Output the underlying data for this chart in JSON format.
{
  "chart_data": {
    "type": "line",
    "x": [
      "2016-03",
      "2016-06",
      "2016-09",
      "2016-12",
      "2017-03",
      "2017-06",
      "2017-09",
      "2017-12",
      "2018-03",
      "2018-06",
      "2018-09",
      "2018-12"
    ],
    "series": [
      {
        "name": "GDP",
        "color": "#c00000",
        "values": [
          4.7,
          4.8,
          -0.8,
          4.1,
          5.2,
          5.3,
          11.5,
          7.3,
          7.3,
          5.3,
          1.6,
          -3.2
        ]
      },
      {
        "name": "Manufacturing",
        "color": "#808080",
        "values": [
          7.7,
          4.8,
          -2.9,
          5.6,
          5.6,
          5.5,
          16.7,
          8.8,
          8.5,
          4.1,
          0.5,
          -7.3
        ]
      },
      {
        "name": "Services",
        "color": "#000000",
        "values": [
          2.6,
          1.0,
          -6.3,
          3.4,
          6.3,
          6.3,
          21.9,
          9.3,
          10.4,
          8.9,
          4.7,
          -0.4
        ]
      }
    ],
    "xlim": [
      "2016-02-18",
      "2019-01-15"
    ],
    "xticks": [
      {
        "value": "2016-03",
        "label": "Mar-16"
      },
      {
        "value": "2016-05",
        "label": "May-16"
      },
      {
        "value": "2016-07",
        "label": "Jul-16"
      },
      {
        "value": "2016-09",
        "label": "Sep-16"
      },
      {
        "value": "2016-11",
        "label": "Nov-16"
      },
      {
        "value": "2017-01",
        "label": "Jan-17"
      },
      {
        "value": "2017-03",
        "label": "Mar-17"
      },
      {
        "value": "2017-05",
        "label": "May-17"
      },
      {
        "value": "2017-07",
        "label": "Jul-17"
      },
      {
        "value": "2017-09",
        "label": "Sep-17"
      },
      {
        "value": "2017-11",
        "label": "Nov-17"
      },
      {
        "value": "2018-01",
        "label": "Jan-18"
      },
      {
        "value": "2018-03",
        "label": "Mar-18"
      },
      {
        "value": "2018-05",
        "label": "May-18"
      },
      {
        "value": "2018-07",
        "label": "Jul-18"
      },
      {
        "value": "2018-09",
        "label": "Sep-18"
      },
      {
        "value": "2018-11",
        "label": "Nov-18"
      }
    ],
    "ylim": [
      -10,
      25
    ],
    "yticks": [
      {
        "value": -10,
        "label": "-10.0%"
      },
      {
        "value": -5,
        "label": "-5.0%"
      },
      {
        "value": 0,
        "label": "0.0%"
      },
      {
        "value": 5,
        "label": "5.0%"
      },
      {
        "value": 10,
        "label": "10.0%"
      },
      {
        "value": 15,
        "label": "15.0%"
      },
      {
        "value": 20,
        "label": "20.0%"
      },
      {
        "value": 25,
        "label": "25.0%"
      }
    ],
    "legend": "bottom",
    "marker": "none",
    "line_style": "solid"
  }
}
--------------------------------------------------
(DO THIS)
Only the number is wanted: how many lines in the entries above contain the word "color"?

(COMPLETE OUTPUT)
3